→ **WHAT YOU SHOULD DO**
Retype all the entries word for word, but omit the pictures.

───── LISTED RECORDS ─────

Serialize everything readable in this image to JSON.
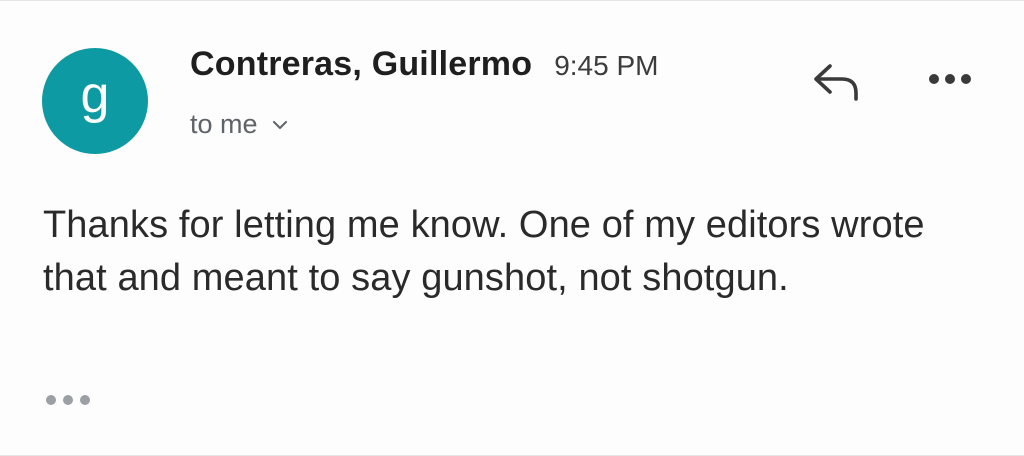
{
  "sender": {
    "avatar_letter": "g",
    "avatar_color": "#0d9aa3",
    "name": "Contreras, Guillermo",
    "time": "9:45 PM",
    "recipient": "to me"
  },
  "actions": {
    "reply_icon": "reply-icon",
    "more_icon": "more-horizontal-icon",
    "expand_icon": "chevron-down-icon"
  },
  "message": {
    "body": "Thanks for letting me know. One of my editors wrote that and meant to say gunshot, not shotgun.",
    "trimmed_content_icon": "ellipsis-icon"
  }
}
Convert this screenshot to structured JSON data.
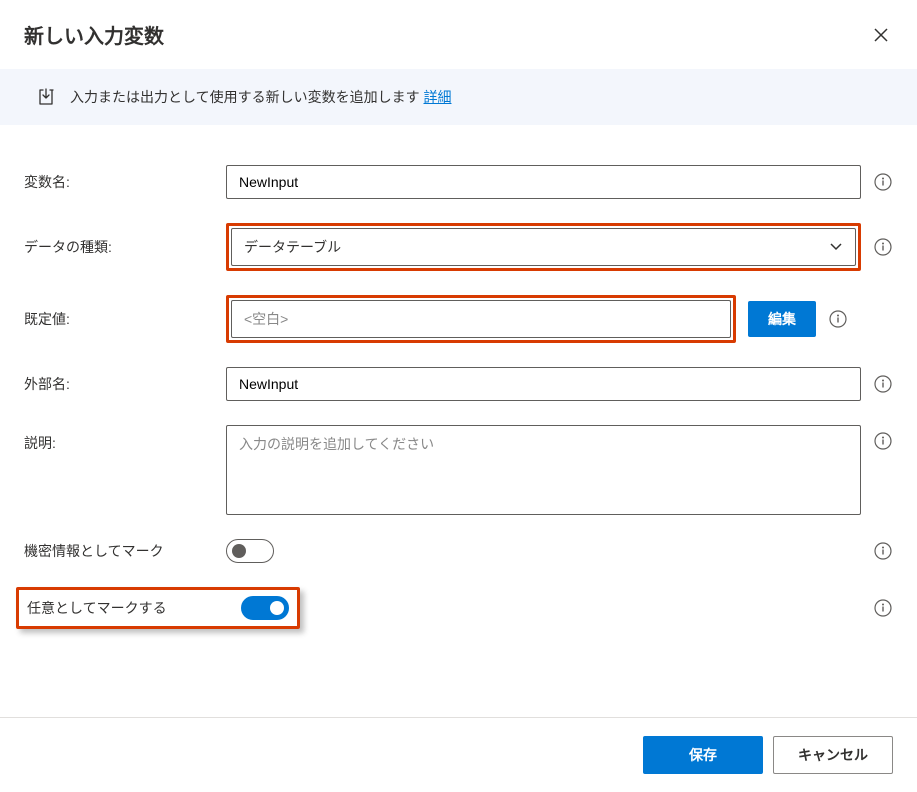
{
  "dialog": {
    "title": "新しい入力変数"
  },
  "banner": {
    "text": "入力または出力として使用する新しい変数を追加します",
    "details_link": "詳細"
  },
  "fields": {
    "var_name": {
      "label": "変数名:",
      "value": "NewInput"
    },
    "data_type": {
      "label": "データの種類:",
      "value": "データテーブル"
    },
    "default_value": {
      "label": "既定値:",
      "value": "<空白>",
      "edit_label": "編集"
    },
    "external_name": {
      "label": "外部名:",
      "value": "NewInput"
    },
    "description": {
      "label": "説明:",
      "placeholder": "入力の説明を追加してください"
    },
    "sensitive": {
      "label": "機密情報としてマーク"
    },
    "optional": {
      "label": "任意としてマークする"
    }
  },
  "footer": {
    "save": "保存",
    "cancel": "キャンセル"
  }
}
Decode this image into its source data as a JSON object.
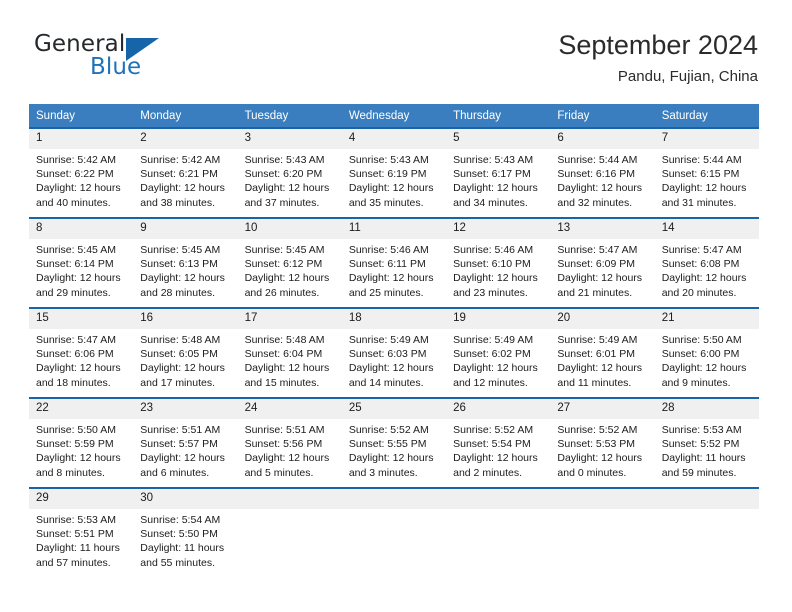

─────

→ **CORRECT OUTPUT**
Serialize everything readable in this image to JSON.
{
  "sender": {
    "avatar_letter": "g",
    "avatar_color": "#0d9aa3",
    "name": "Contreras, Guillermo",
    "time": "9:45 PM",
    "recipient": "to me"
  },
  "actions": {
    "reply_icon": "reply-icon",
    "more_icon": "more-horizontal-icon",
    "expand_icon": "chevron-down-icon"
  },
  "message": {
    "body": "Thanks for letting me know. One of my editors wrote that and meant to say gunshot, not shotgun.",
    "trimmed_content_icon": "ellipsis-icon"
  }
}
Convert this screenshot to structured JSON data.
{
  "dialog": {
    "title": "新しい入力変数"
  },
  "banner": {
    "text": "入力または出力として使用する新しい変数を追加します",
    "details_link": "詳細"
  },
  "fields": {
    "var_name": {
      "label": "変数名:",
      "value": "NewInput"
    },
    "data_type": {
      "label": "データの種類:",
      "value": "データテーブル"
    },
    "default_value": {
      "label": "既定値:",
      "value": "<空白>",
      "edit_label": "編集"
    },
    "external_name": {
      "label": "外部名:",
      "value": "NewInput"
    },
    "description": {
      "label": "説明:",
      "placeholder": "入力の説明を追加してください"
    },
    "sensitive": {
      "label": "機密情報としてマーク"
    },
    "optional": {
      "label": "任意としてマークする"
    }
  },
  "footer": {
    "save": "保存",
    "cancel": "キャンセル"
  }
}
Decode this image into its source data as a JSON object.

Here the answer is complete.